WHAT NEEDS TO BE DONE
Reproduce every entry exactly as shown.

RECORDS SUPPLIED
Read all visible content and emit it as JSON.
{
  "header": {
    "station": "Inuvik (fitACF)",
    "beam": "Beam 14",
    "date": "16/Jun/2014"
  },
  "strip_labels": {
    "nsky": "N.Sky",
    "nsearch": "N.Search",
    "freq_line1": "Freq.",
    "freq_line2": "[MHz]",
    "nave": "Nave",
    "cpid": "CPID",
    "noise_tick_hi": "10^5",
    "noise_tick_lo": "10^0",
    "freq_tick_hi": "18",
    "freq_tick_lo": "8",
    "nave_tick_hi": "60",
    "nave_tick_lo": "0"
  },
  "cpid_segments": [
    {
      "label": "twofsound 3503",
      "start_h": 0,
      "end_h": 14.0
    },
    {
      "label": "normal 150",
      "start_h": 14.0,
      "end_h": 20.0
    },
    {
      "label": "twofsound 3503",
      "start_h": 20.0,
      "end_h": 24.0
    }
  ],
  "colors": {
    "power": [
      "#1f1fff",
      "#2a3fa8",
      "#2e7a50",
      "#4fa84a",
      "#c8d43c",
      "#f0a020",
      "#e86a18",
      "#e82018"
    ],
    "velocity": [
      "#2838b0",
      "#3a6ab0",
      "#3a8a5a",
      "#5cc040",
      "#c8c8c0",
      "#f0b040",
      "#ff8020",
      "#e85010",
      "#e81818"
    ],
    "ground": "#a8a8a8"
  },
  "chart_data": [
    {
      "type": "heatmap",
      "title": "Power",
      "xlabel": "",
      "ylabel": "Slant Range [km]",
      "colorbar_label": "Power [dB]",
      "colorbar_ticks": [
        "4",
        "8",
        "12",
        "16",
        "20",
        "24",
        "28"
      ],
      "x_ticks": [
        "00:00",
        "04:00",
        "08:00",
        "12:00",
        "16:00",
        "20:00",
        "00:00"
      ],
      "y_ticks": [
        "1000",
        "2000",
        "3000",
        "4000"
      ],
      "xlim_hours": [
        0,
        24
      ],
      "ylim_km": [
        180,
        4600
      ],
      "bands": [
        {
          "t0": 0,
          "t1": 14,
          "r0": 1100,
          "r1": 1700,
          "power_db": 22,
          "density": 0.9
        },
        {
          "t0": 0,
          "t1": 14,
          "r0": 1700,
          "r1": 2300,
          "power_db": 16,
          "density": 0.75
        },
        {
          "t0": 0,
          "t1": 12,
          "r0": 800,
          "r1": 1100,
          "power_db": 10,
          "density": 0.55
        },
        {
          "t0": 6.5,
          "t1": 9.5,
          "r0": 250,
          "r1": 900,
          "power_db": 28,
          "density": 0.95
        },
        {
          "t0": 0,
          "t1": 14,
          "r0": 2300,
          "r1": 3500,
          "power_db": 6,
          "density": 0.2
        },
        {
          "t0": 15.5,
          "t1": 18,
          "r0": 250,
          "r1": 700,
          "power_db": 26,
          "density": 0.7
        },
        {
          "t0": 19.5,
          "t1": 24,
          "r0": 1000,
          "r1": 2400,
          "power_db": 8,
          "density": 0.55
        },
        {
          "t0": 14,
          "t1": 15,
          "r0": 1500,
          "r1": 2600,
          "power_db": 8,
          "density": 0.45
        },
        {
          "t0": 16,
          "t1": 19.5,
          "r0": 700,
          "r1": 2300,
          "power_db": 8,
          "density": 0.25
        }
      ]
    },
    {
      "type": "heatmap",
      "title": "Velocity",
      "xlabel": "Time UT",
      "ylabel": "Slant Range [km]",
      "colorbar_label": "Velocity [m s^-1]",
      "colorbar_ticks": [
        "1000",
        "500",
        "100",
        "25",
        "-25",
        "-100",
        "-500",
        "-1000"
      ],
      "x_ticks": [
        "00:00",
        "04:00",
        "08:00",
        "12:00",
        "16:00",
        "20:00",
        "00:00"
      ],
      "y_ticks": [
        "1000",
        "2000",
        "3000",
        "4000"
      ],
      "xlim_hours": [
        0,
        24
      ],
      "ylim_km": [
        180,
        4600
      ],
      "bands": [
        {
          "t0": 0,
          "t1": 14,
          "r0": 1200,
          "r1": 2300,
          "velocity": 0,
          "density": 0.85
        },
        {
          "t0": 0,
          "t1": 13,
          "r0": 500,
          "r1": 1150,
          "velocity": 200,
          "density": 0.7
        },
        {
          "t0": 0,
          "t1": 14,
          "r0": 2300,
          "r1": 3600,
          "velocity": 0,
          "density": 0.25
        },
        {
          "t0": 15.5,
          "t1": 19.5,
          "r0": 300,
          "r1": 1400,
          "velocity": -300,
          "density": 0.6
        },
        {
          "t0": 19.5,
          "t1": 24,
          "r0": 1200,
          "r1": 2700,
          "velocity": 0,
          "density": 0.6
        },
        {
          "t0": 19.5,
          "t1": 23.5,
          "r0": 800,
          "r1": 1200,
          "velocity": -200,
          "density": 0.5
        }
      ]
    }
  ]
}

RESULT OF THIS TASK
Read all visible content and emit it as JSON.
{
  "header": {
    "station": "Inuvik (fitACF)",
    "beam": "Beam 14",
    "date": "16/Jun/2014"
  },
  "strip_labels": {
    "nsky": "N.Sky",
    "nsearch": "N.Search",
    "freq_line1": "Freq.",
    "freq_line2": "[MHz]",
    "nave": "Nave",
    "cpid": "CPID",
    "noise_tick_hi": "10^5",
    "noise_tick_lo": "10^0",
    "freq_tick_hi": "18",
    "freq_tick_lo": "8",
    "nave_tick_hi": "60",
    "nave_tick_lo": "0"
  },
  "cpid_segments": [
    {
      "label": "twofsound 3503",
      "start_h": 0,
      "end_h": 14.0
    },
    {
      "label": "normal 150",
      "start_h": 14.0,
      "end_h": 20.0
    },
    {
      "label": "twofsound 3503",
      "start_h": 20.0,
      "end_h": 24.0
    }
  ],
  "colors": {
    "power": [
      "#1f1fff",
      "#2a3fa8",
      "#2e7a50",
      "#4fa84a",
      "#c8d43c",
      "#f0a020",
      "#e86a18",
      "#e82018"
    ],
    "velocity": [
      "#2838b0",
      "#3a6ab0",
      "#3a8a5a",
      "#5cc040",
      "#c8c8c0",
      "#f0b040",
      "#ff8020",
      "#e85010",
      "#e81818"
    ],
    "ground": "#a8a8a8"
  },
  "chart_data": [
    {
      "type": "heatmap",
      "title": "Power",
      "xlabel": "",
      "ylabel": "Slant Range [km]",
      "colorbar_label": "Power [dB]",
      "colorbar_ticks": [
        "4",
        "8",
        "12",
        "16",
        "20",
        "24",
        "28"
      ],
      "x_ticks": [
        "00:00",
        "04:00",
        "08:00",
        "12:00",
        "16:00",
        "20:00",
        "00:00"
      ],
      "y_ticks": [
        "1000",
        "2000",
        "3000",
        "4000"
      ],
      "xlim_hours": [
        0,
        24
      ],
      "ylim_km": [
        180,
        4600
      ],
      "bands": [
        {
          "t0": 0,
          "t1": 14,
          "r0": 1100,
          "r1": 1700,
          "power_db": 22,
          "density": 0.9
        },
        {
          "t0": 0,
          "t1": 14,
          "r0": 1700,
          "r1": 2300,
          "power_db": 16,
          "density": 0.75
        },
        {
          "t0": 0,
          "t1": 12,
          "r0": 800,
          "r1": 1100,
          "power_db": 10,
          "density": 0.55
        },
        {
          "t0": 6.5,
          "t1": 9.5,
          "r0": 250,
          "r1": 900,
          "power_db": 28,
          "density": 0.95
        },
        {
          "t0": 0,
          "t1": 14,
          "r0": 2300,
          "r1": 3500,
          "power_db": 6,
          "density": 0.2
        },
        {
          "t0": 15.5,
          "t1": 18,
          "r0": 250,
          "r1": 700,
          "power_db": 26,
          "density": 0.7
        },
        {
          "t0": 19.5,
          "t1": 24,
          "r0": 1000,
          "r1": 2400,
          "power_db": 8,
          "density": 0.55
        },
        {
          "t0": 14,
          "t1": 15,
          "r0": 1500,
          "r1": 2600,
          "power_db": 8,
          "density": 0.45
        },
        {
          "t0": 16,
          "t1": 19.5,
          "r0": 700,
          "r1": 2300,
          "power_db": 8,
          "density": 0.25
        }
      ]
    },
    {
      "type": "heatmap",
      "title": "Velocity",
      "xlabel": "Time UT",
      "ylabel": "Slant Range [km]",
      "colorbar_label": "Velocity [m s^-1]",
      "colorbar_ticks": [
        "1000",
        "500",
        "100",
        "25",
        "-25",
        "-100",
        "-500",
        "-1000"
      ],
      "x_ticks": [
        "00:00",
        "04:00",
        "08:00",
        "12:00",
        "16:00",
        "20:00",
        "00:00"
      ],
      "y_ticks": [
        "1000",
        "2000",
        "3000",
        "4000"
      ],
      "xlim_hours": [
        0,
        24
      ],
      "ylim_km": [
        180,
        4600
      ],
      "bands": [
        {
          "t0": 0,
          "t1": 14,
          "r0": 1200,
          "r1": 2300,
          "velocity": 0,
          "density": 0.85
        },
        {
          "t0": 0,
          "t1": 13,
          "r0": 500,
          "r1": 1150,
          "velocity": 200,
          "density": 0.7
        },
        {
          "t0": 0,
          "t1": 14,
          "r0": 2300,
          "r1": 3600,
          "velocity": 0,
          "density": 0.25
        },
        {
          "t0": 15.5,
          "t1": 19.5,
          "r0": 300,
          "r1": 1400,
          "velocity": -300,
          "density": 0.6
        },
        {
          "t0": 19.5,
          "t1": 24,
          "r0": 1200,
          "r1": 2700,
          "velocity": 0,
          "density": 0.6
        },
        {
          "t0": 19.5,
          "t1": 23.5,
          "r0": 800,
          "r1": 1200,
          "velocity": -200,
          "density": 0.5
        }
      ]
    }
  ]
}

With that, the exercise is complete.